Instruction: Write the records below out in full, character for character, with no pictures.

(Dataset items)
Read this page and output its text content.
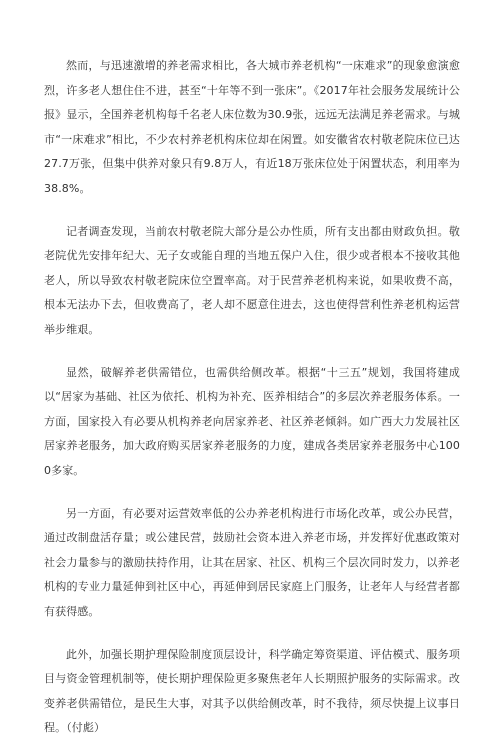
然而，与迅速激增的养老需求相比，各大城市养老机构“一床难求”的现象愈演愈烈，许多老人想住住不进，甚至“十年等不到一张床”。《2017年社会服务发展统计公报》显示，全国养老机构每千名老人床位数为30.9张，远远无法满足养老需求。与城市“一床难求”相比，不少农村养老机构床位却在闲置。如安徽省农村敬老院床位已达27.7万张，但集中供养对象只有9.8万人，有近18万张床位处于闲置状态，利用率为38.8%。

记者调查发现，当前农村敬老院大部分是公办性质，所有支出都由财政负担。敬老院优先安排年纪大、无子女或能自理的当地五保户入住，很少或者根本不接收其他老人，所以导致农村敬老院床位空置率高。对于民营养老机构来说，如果收费不高，根本无法办下去，但收费高了，老人却不愿意住进去，这也使得营利性养老机构运营举步维艰。

显然，破解养老供需错位，也需供给侧改革。根据“十三五”规划，我国将建成以“居家为基础、社区为依托、机构为补充、医养相结合”的多层次养老服务体系。一方面，国家投入有必要从机构养老向居家养老、社区养老倾斜。如广西大力发展社区居家养老服务，加大政府购买居家养老服务的力度，建成各类居家养老服务中心1000多家。

另一方面，有必要对运营效率低的公办养老机构进行市场化改革，或公办民营，通过改制盘活存量；或公建民营，鼓励社会资本进入养老市场，并发挥好优惠政策对社会力量参与的激励扶持作用，让其在居家、社区、机构三个层次同时发力，以养老机构的专业力量延伸到社区中心，再延伸到居民家庭上门服务，让老年人与经营者都有获得感。

此外，加强长期护理保险制度顶层设计，科学确定筹资渠道、评估模式、服务项目与资金管理机制等，使长期护理保险更多聚焦老年人长期照护服务的实际需求。改变养老供需错位，是民生大事，对其予以供给侧改革，时不我待，须尽快提上议事日程。（付彪）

Task solution:
Read this page and output its text content.
然而，与迅速激增的养老需求相比，各大城市养老机构“一床难求”的现象愈演愈烈，许多老人想住住不进，甚至“十年等不到一张床”。《2017年社会服务发展统计公报》显示，全国养老机构每千名老人床位数为30.9张，远远无法满足养老需求。与城市“一床难求”相比，不少农村养老机构床位却在闲置。如安徽省农村敬老院床位已达27.7万张，但集中供养对象只有9.8万人，有近18万张床位处于闲置状态，利用率为38.8%。

记者调查发现，当前农村敬老院大部分是公办性质，所有支出都由财政负担。敬老院优先安排年纪大、无子女或能自理的当地五保户入住，很少或者根本不接收其他老人，所以导致农村敬老院床位空置率高。对于民营养老机构来说，如果收费不高，根本无法办下去，但收费高了，老人却不愿意住进去，这也使得营利性养老机构运营举步维艰。

显然，破解养老供需错位，也需供给侧改革。根据“十三五”规划，我国将建成以“居家为基础、社区为依托、机构为补充、医养相结合”的多层次养老服务体系。一方面，国家投入有必要从机构养老向居家养老、社区养老倾斜。如广西大力发展社区居家养老服务，加大政府购买居家养老服务的力度，建成各类居家养老服务中心1000多家。

另一方面，有必要对运营效率低的公办养老机构进行市场化改革，或公办民营，通过改制盘活存量；或公建民营，鼓励社会资本进入养老市场，并发挥好优惠政策对社会力量参与的激励扶持作用，让其在居家、社区、机构三个层次同时发力，以养老机构的专业力量延伸到社区中心，再延伸到居民家庭上门服务，让老年人与经营者都有获得感。

此外，加强长期护理保险制度顶层设计，科学确定筹资渠道、评估模式、服务项目与资金管理机制等，使长期护理保险更多聚焦老年人长期照护服务的实际需求。改变养老供需错位，是民生大事，对其予以供给侧改革，时不我待，须尽快提上议事日程。（付彪）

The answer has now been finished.